Make an exact copy of all the entries below, with the pictures left out.

***** Data to use *****

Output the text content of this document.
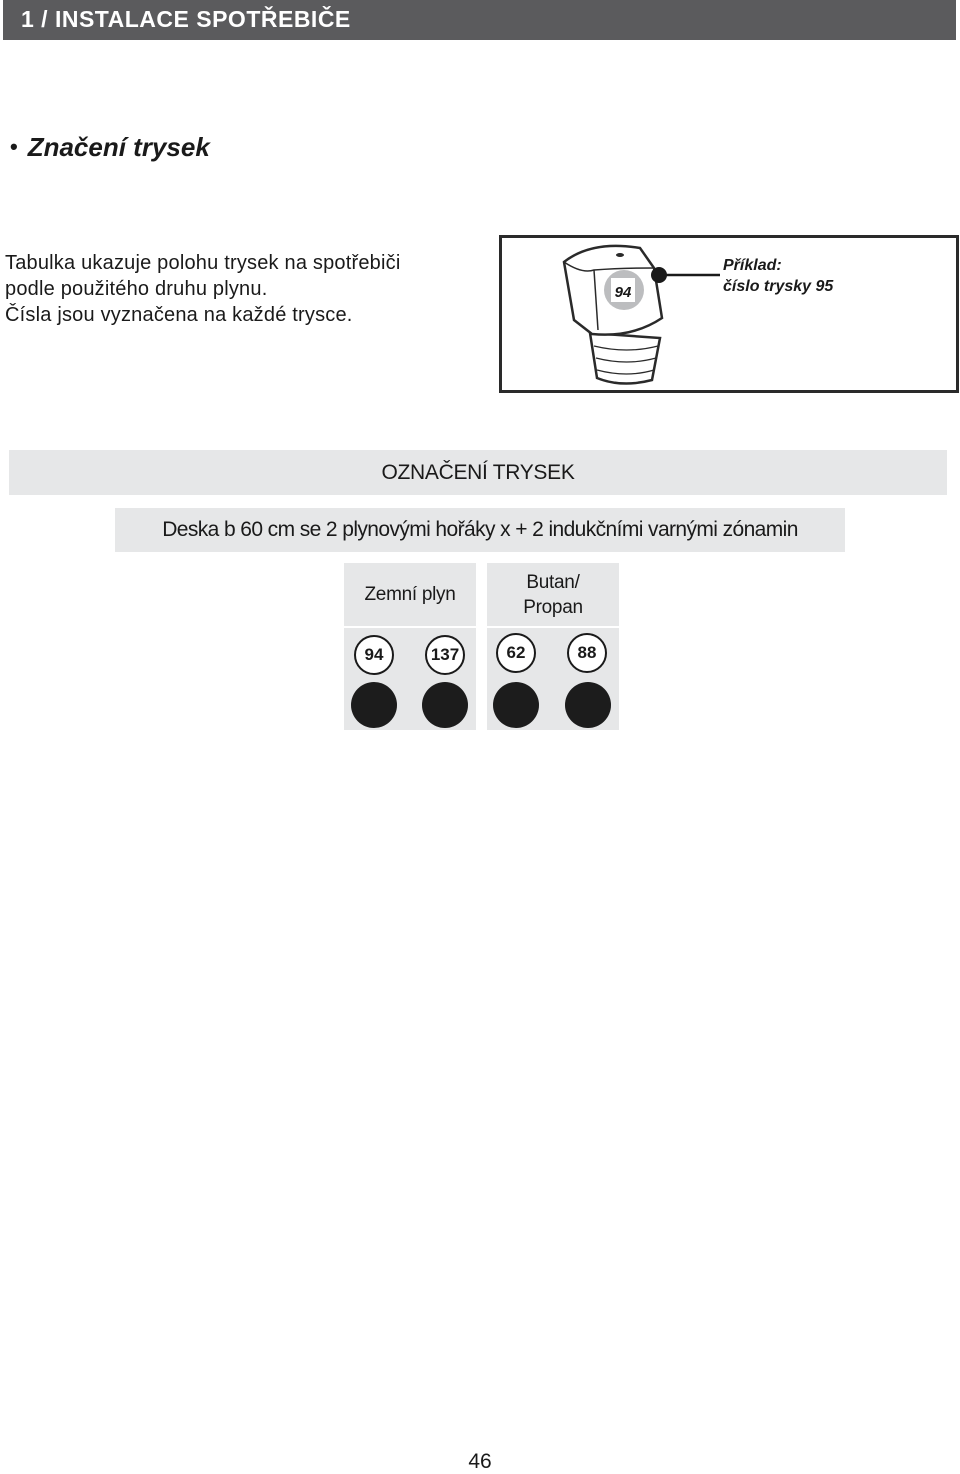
1 / INSTALACE SPOTŘEBIČE
• Značení trysek
Tabulka ukazuje polohu trysek na spotřebiči
podle použitého druhu plynu.
Čísla jsou vyznačena na každé trysce.
94
Příklad:
číslo trysky 95
OZNAČENÍ TRYSEK
Deska b 60 cm se 2 plynovými hořáky x + 2 indukčními varnými zónamin
Zemní plyn
94	137
Butan/
Propan
62	88
46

*****

*Exercise response:*
Output the text content of this document.
1 / INSTALACE SPOTŘEBIČE
• Značení trysek
Tabulka ukazuje polohu trysek na spotřebiči
podle použitého druhu plynu.
Čísla jsou vyznačena na každé trysce.
94
Příklad:
číslo trysky 95
OZNAČENÍ TRYSEK
Deska b 60 cm se 2 plynovými hořáky x + 2 indukčními varnými zónamin
Zemní plyn
94	137
Butan/
Propan
62	88
46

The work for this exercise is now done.